→ **SHORT TASK**: Find and copy each line of the records where the string "Cretaceous" shows up.

→ **DATA ROWS**:
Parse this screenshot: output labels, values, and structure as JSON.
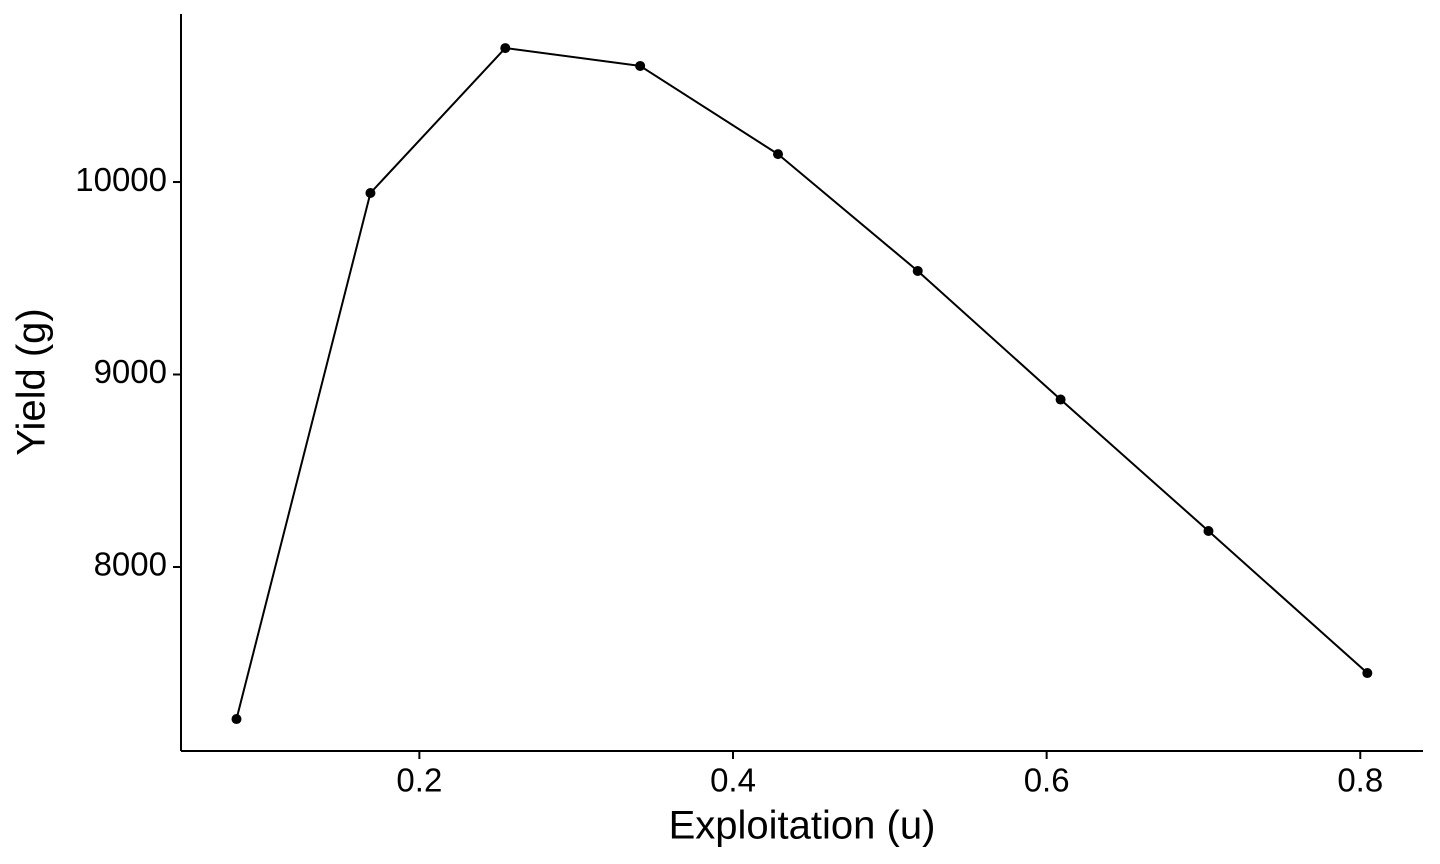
{
  "chart_data": {
    "type": "line",
    "xlabel": "Exploitation (u)",
    "ylabel": "Yield (g)",
    "x": [
      0.0834,
      0.1688,
      0.2548,
      0.3408,
      0.4287,
      0.5178,
      0.6089,
      0.7032,
      0.8045
    ],
    "y": [
      7210,
      9943,
      10696,
      10603,
      10145,
      9538,
      8870,
      8187,
      7449
    ],
    "color": "#000000",
    "xlim": [
      0.048,
      0.84
    ],
    "ylim": [
      7044,
      10873
    ],
    "xticks": [
      0.2,
      0.4,
      0.6,
      0.8
    ],
    "yticks": [
      8000,
      9000,
      10000
    ],
    "grid": false
  }
}
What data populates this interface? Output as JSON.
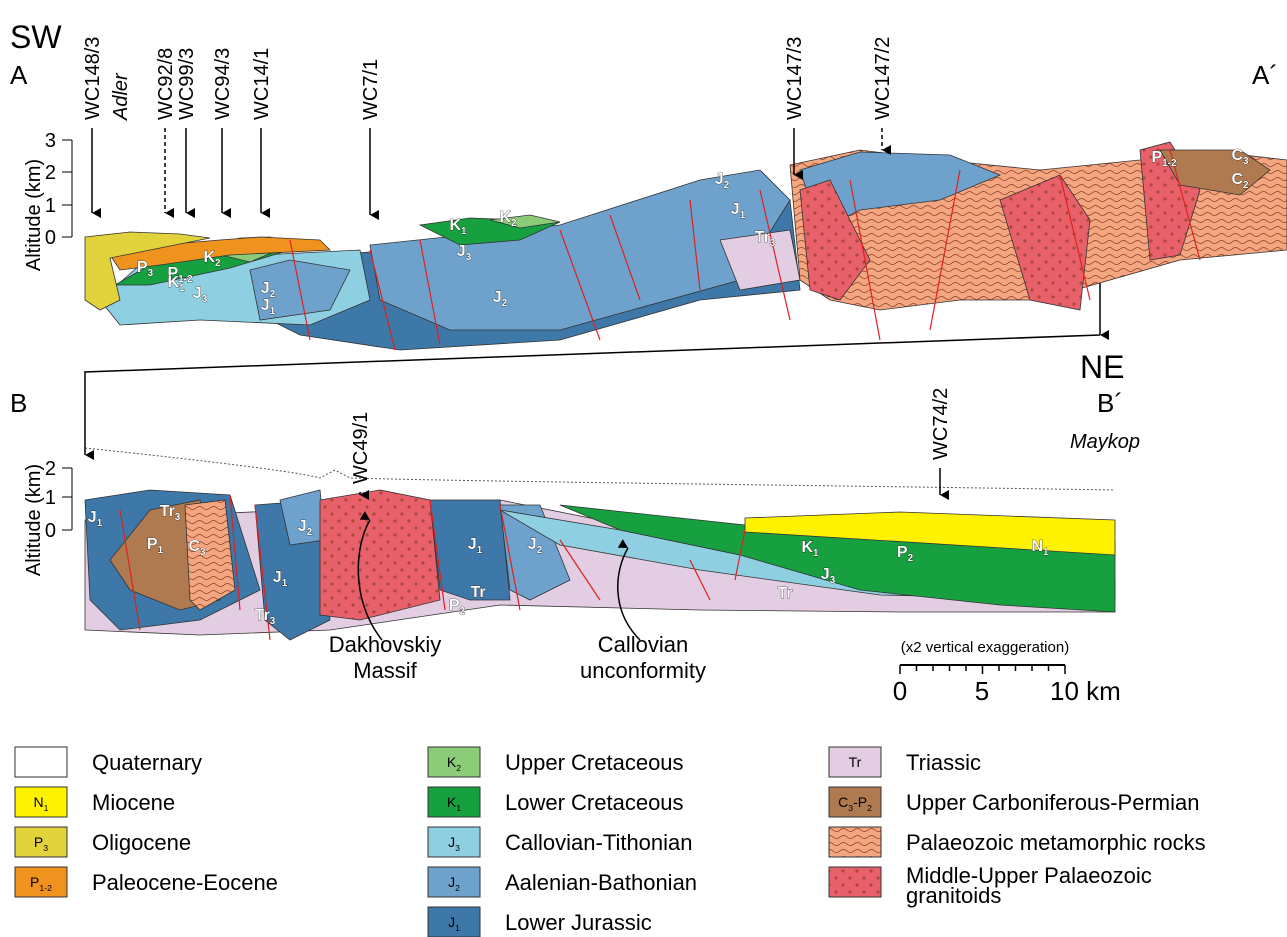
{
  "section_a": {
    "start_direction": "SW",
    "start_label": "A",
    "end_label": "A´",
    "axis_title": "Altitude (km)",
    "ticks": [
      "3",
      "2",
      "1",
      "0"
    ],
    "wells": [
      {
        "name": "WC148/3",
        "place": "Adler"
      },
      {
        "name": "WC92/8"
      },
      {
        "name": "WC99/3"
      },
      {
        "name": "WC94/3"
      },
      {
        "name": "WC14/1"
      },
      {
        "name": "WC7/1"
      },
      {
        "name": "WC147/3"
      },
      {
        "name": "WC147/2"
      }
    ],
    "units": [
      [
        [
          "P",
          "3"
        ]
      ],
      [
        [
          "P",
          "1-2"
        ]
      ],
      [
        [
          "K",
          "2"
        ]
      ],
      [
        [
          "K",
          "1"
        ]
      ],
      [
        [
          "J",
          "3"
        ]
      ],
      [
        [
          "J",
          "2"
        ]
      ],
      [
        [
          "J",
          "1"
        ]
      ],
      [
        [
          "K",
          "1"
        ]
      ],
      [
        [
          "K",
          "2"
        ]
      ],
      [
        [
          "J",
          "3"
        ]
      ],
      [
        [
          "J",
          "2"
        ]
      ],
      [
        [
          "J",
          "2"
        ]
      ],
      [
        [
          "J",
          "1"
        ]
      ],
      [
        [
          "Tr",
          "3"
        ]
      ],
      [
        [
          "P",
          "1-2"
        ]
      ],
      [
        [
          "C",
          "3"
        ]
      ],
      [
        [
          "C",
          "2"
        ]
      ]
    ]
  },
  "section_b": {
    "start_label": "B",
    "end_direction": "NE",
    "end_label": "B´",
    "place": "Maykop",
    "axis_title": "Altitude (km)",
    "ticks": [
      "2",
      "1",
      "0"
    ],
    "wells": [
      {
        "name": "WC49/1"
      },
      {
        "name": "WC74/2"
      }
    ],
    "units": [
      [
        [
          "J",
          "1"
        ]
      ],
      [
        [
          "Tr",
          "3"
        ]
      ],
      [
        [
          "P",
          "1"
        ]
      ],
      [
        [
          "C",
          "3"
        ]
      ],
      [
        [
          "J",
          "2"
        ]
      ],
      [
        [
          "J",
          "1"
        ]
      ],
      [
        [
          "Tr",
          "3"
        ]
      ],
      [
        [
          "J",
          "1"
        ]
      ],
      [
        [
          "J",
          "2"
        ]
      ],
      [
        [
          "Tr"
        ]
      ],
      [
        [
          "P",
          "2"
        ]
      ],
      [
        [
          "K",
          "1"
        ]
      ],
      [
        [
          "P",
          "2"
        ]
      ],
      [
        [
          "N",
          "1"
        ]
      ],
      [
        [
          "J",
          "3"
        ]
      ],
      [
        [
          "Tr"
        ]
      ]
    ]
  },
  "annotations": [
    [
      "Dakhovskiy",
      "Massif"
    ],
    [
      "Callovian",
      "unconformity"
    ]
  ],
  "scale": {
    "note": "(x2 vertical exaggeration)",
    "labels": [
      "0",
      "5",
      "10 km"
    ]
  },
  "legend": [
    {
      "name": "Quaternary",
      "color": "#ffffff"
    },
    {
      "code": [
        [
          "N",
          "1"
        ]
      ],
      "name": "Miocene",
      "color": "#fff200"
    },
    {
      "code": [
        [
          "P",
          "3"
        ]
      ],
      "name": "Oligocene",
      "color": "#e2d23c"
    },
    {
      "code": [
        [
          "P",
          "1-2"
        ]
      ],
      "name": "Paleocene-Eocene",
      "color": "#f0921e"
    },
    {
      "code": [
        [
          "K",
          "2"
        ]
      ],
      "name": "Upper Cretaceous",
      "color": "#8ccc78"
    },
    {
      "code": [
        [
          "K",
          "1"
        ]
      ],
      "name": "Lower Cretaceous",
      "color": "#16a040"
    },
    {
      "code": [
        [
          "J",
          "3"
        ]
      ],
      "name": "Callovian-Tithonian",
      "color": "#8ed0e2"
    },
    {
      "code": [
        [
          "J",
          "2"
        ]
      ],
      "name": "Aalenian-Bathonian",
      "color": "#6ea2cc"
    },
    {
      "code": [
        [
          "J",
          "1"
        ]
      ],
      "name": "Lower Jurassic",
      "color": "#3e78a8"
    },
    {
      "code": [
        [
          "Tr"
        ]
      ],
      "name": "Triassic",
      "color": "#e2cde2"
    },
    {
      "code": [
        [
          "C",
          "3"
        ],
        [
          "-P",
          "2"
        ]
      ],
      "name": "Upper Carboniferous-Permian",
      "color": "#b07a50"
    },
    {
      "name": "Palaeozoic metamorphic rocks",
      "color": "#f4a680"
    },
    {
      "name": [
        "Middle-Upper Palaeozoic",
        "granitoids"
      ],
      "color": "#e8606a"
    }
  ]
}
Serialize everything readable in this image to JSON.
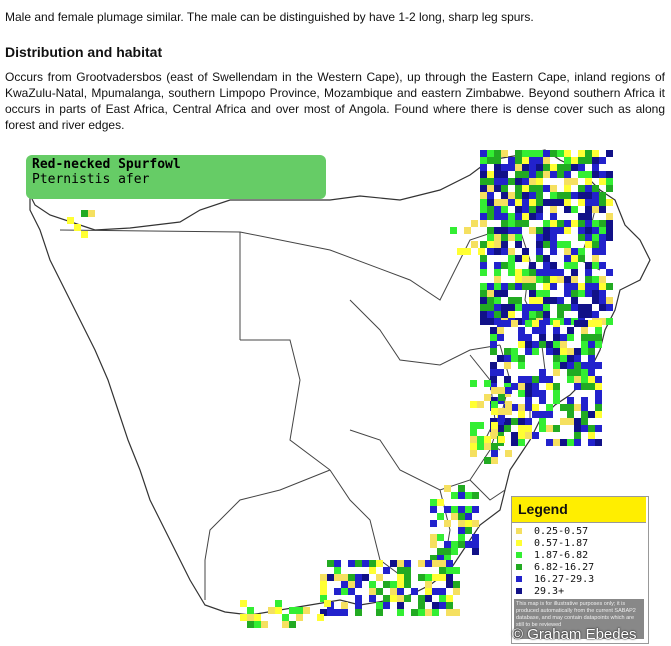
{
  "intro": "Male and female plumage similar. The male can be distinguished by have 1-2 long, sharp leg spurs.",
  "section_title": "Distribution and habitat",
  "section_text": "Occurs from Grootvadersbos (east of Swellendam in the Western Cape), up through the Eastern Cape, inland regions of KwaZulu-Natal, Mpumalanga, southern Limpopo Province, Mozambique and eastern Zimbabwe. Beyond southern Africa it occurs in parts of East Africa, Central Africa and over most of Angola. Found where there is dense cover such as along forest and river edges.",
  "map": {
    "common_name": "Red-necked Spurfowl",
    "scientific_name": "Pternistis afer",
    "legend_title": "Legend",
    "legend": [
      {
        "label": "0.25-0.57",
        "color": "#f5e060"
      },
      {
        "label": "0.57-1.87",
        "color": "#ffff33"
      },
      {
        "label": "1.87-6.82",
        "color": "#33ee33"
      },
      {
        "label": "6.82-16.27",
        "color": "#22aa22"
      },
      {
        "label": "16.27-29.3",
        "color": "#2222cc"
      },
      {
        "label": "29.3+",
        "color": "#111188"
      }
    ],
    "legend_note": "This map is for illustrative purposes only; it is produced automatically from the current SABAP2 database, and may contain datapoints which are still to be reviewed",
    "copyright": "© Graham Ebedes"
  }
}
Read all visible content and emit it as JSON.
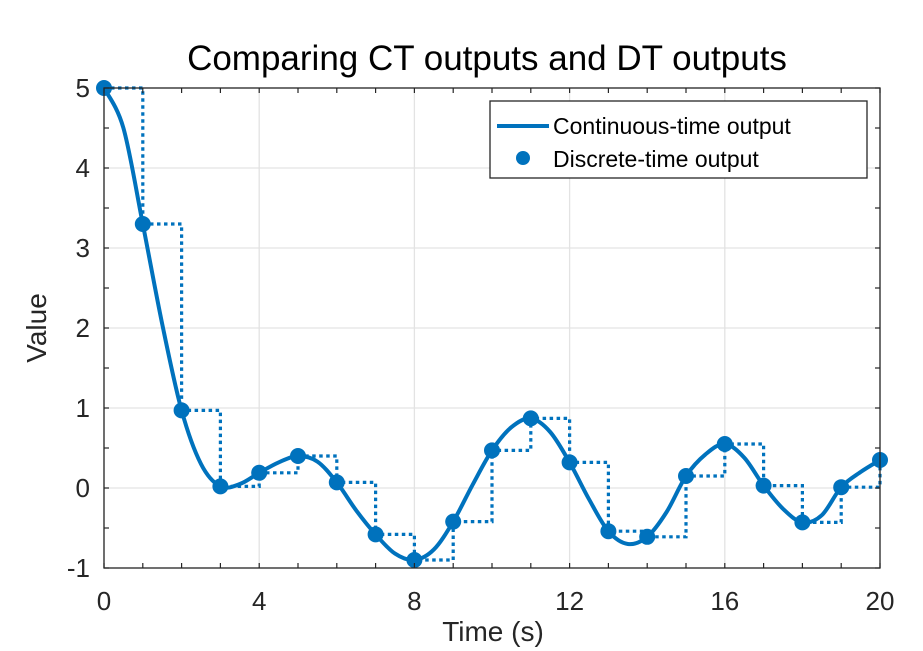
{
  "chart_data": {
    "type": "line",
    "title": "Comparing CT outputs and DT outputs",
    "xlabel": "Time (s)",
    "ylabel": "Value",
    "xlim": [
      0,
      20
    ],
    "ylim": [
      -1,
      5
    ],
    "xticks": [
      0,
      4,
      8,
      12,
      16,
      20
    ],
    "yticks": [
      -1,
      0,
      1,
      2,
      3,
      4,
      5
    ],
    "grid": true,
    "legend_position": "top-right",
    "color": "#0072BD",
    "series": [
      {
        "name": "Continuous-time output",
        "style": "solid-line",
        "x": [
          0,
          0.5,
          1,
          1.5,
          2,
          2.5,
          3,
          3.5,
          4,
          4.5,
          5,
          5.5,
          6,
          6.5,
          7,
          7.5,
          8,
          8.5,
          9,
          9.5,
          10,
          10.5,
          11,
          11.5,
          12,
          12.5,
          13,
          13.5,
          14,
          14.5,
          15,
          15.5,
          16,
          16.5,
          17,
          17.5,
          18,
          18.5,
          19,
          19.5,
          20
        ],
        "y": [
          5,
          4.5,
          3.3,
          2.05,
          0.97,
          0.3,
          0.02,
          0.05,
          0.19,
          0.32,
          0.4,
          0.33,
          0.07,
          -0.28,
          -0.58,
          -0.82,
          -0.9,
          -0.77,
          -0.42,
          0.04,
          0.47,
          0.76,
          0.87,
          0.7,
          0.32,
          -0.14,
          -0.54,
          -0.7,
          -0.61,
          -0.3,
          0.15,
          0.42,
          0.55,
          0.38,
          0.03,
          -0.26,
          -0.43,
          -0.34,
          0.01,
          0.2,
          0.35
        ]
      },
      {
        "name": "Discrete-time output",
        "style": "markers-with-dotted-stairs",
        "x": [
          0,
          1,
          2,
          3,
          4,
          5,
          6,
          7,
          8,
          9,
          10,
          11,
          12,
          13,
          14,
          15,
          16,
          17,
          18,
          19,
          20
        ],
        "y": [
          5,
          3.3,
          0.97,
          0.02,
          0.19,
          0.4,
          0.07,
          -0.58,
          -0.9,
          -0.42,
          0.47,
          0.87,
          0.32,
          -0.54,
          -0.61,
          0.15,
          0.55,
          0.03,
          -0.43,
          0.01,
          0.35
        ]
      }
    ]
  }
}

→ **SOLUTION TO THE EXERCISE**:
      "name": "Upper Cretaceous",
      "name": "Lower Cretaceous",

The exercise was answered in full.